● **PROMPT**
Gather all lines with the word "this" in them.

(Figure record extracts)
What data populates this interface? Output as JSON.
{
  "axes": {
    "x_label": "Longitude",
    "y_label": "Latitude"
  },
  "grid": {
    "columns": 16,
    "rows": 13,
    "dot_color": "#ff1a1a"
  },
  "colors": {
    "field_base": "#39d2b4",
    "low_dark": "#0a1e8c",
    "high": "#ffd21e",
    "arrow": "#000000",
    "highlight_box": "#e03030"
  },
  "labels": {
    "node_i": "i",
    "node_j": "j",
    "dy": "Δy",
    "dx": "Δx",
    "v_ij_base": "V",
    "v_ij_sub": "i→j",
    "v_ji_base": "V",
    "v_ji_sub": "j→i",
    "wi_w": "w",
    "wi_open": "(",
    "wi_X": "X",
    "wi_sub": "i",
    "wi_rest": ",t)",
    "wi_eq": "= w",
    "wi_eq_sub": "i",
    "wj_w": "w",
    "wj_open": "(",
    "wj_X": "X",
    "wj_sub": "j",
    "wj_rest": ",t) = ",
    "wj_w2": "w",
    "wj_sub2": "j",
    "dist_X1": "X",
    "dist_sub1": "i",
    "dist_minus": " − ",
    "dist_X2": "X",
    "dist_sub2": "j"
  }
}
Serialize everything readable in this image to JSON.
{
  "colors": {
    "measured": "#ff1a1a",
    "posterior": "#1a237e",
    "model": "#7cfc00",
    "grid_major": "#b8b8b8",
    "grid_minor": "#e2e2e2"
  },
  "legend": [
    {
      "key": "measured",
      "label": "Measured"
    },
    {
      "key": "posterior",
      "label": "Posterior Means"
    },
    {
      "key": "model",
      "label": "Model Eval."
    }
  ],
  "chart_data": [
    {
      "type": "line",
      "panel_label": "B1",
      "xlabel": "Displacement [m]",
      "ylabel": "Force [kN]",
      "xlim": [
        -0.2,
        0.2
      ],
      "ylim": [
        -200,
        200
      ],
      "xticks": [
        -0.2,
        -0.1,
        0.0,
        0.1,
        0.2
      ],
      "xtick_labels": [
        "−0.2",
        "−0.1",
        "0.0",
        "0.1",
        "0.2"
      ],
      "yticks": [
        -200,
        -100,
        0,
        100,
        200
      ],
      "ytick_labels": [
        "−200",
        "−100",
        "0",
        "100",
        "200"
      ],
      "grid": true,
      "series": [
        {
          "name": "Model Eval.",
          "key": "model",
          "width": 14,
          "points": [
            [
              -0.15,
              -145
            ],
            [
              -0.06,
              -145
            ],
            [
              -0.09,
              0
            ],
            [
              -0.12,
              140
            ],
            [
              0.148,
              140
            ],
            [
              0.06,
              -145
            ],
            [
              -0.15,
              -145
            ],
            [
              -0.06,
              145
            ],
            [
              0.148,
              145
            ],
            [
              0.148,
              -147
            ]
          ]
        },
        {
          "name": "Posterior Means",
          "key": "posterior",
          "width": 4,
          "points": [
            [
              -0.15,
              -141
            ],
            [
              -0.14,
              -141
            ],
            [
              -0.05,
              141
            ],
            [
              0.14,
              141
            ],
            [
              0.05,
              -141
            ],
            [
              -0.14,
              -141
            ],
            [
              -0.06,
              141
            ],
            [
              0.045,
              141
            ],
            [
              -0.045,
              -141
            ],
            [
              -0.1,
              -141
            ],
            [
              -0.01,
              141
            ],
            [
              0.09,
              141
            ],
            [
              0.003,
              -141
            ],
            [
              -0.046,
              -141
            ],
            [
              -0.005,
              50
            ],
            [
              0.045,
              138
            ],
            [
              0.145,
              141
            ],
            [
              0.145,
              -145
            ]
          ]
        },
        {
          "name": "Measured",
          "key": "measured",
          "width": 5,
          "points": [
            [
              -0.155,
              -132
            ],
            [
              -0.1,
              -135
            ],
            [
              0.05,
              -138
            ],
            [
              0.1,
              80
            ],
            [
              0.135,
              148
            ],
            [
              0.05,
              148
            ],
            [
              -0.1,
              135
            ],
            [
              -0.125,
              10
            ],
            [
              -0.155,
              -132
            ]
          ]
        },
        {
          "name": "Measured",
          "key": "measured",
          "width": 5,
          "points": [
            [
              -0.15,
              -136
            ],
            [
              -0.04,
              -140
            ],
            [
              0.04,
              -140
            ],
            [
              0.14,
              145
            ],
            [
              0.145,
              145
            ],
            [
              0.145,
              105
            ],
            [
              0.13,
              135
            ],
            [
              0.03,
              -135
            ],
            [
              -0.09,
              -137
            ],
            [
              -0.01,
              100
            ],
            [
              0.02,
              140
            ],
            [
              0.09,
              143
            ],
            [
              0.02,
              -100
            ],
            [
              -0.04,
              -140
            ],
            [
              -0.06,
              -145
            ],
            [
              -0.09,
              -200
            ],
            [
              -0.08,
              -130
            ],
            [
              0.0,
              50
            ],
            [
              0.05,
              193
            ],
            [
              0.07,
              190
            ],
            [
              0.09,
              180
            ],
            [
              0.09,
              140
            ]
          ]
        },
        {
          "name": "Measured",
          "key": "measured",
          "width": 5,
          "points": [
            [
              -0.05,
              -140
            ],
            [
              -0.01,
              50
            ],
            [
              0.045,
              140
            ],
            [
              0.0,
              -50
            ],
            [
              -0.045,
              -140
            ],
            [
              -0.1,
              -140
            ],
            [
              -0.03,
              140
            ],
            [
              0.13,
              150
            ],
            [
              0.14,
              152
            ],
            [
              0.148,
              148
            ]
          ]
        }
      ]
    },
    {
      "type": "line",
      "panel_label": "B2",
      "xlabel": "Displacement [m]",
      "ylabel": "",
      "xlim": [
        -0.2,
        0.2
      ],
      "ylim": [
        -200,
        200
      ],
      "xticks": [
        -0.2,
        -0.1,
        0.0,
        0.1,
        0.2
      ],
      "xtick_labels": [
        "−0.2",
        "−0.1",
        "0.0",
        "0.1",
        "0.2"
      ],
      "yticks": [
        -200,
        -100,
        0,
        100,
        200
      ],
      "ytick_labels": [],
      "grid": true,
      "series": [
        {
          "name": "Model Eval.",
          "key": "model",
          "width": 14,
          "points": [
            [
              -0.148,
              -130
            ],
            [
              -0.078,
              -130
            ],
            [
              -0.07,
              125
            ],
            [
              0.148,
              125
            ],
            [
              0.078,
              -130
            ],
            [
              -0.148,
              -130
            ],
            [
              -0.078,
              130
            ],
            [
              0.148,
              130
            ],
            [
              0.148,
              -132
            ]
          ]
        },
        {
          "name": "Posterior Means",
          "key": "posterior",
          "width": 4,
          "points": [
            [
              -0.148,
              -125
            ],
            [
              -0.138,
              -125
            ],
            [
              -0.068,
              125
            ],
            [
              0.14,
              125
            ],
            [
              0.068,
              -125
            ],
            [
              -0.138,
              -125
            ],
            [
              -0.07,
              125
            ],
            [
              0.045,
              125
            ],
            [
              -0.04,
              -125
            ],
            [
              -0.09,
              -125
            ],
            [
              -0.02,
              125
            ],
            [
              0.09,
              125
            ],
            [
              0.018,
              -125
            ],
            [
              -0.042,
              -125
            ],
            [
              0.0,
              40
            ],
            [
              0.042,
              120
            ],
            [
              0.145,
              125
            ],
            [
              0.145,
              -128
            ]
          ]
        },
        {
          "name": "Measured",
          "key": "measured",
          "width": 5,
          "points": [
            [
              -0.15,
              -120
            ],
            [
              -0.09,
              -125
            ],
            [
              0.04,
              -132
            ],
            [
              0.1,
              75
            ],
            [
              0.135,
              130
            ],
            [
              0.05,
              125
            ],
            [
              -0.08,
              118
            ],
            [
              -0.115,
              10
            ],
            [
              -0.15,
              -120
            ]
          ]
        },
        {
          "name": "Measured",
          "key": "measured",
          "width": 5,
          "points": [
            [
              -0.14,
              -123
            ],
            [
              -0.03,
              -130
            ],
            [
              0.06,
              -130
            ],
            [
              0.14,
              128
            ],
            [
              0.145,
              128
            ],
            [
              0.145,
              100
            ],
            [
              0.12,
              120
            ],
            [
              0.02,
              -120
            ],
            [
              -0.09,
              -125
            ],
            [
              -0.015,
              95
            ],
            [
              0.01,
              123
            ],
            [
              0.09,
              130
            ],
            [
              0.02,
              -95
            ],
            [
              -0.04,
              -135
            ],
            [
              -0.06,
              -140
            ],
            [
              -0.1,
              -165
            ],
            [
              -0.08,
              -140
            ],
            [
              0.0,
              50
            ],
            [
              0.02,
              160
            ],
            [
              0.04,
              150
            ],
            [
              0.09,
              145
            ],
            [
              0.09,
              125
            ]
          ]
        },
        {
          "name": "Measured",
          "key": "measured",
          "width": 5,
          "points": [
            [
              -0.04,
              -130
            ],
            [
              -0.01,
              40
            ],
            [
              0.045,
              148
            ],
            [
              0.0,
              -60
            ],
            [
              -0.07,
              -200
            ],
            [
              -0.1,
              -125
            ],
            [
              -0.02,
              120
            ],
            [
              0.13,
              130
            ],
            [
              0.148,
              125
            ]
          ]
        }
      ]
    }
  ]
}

● **WRITTEN REPLY**
What data populates this interface? Output as JSON.
Serialize everything readable in this image to JSON.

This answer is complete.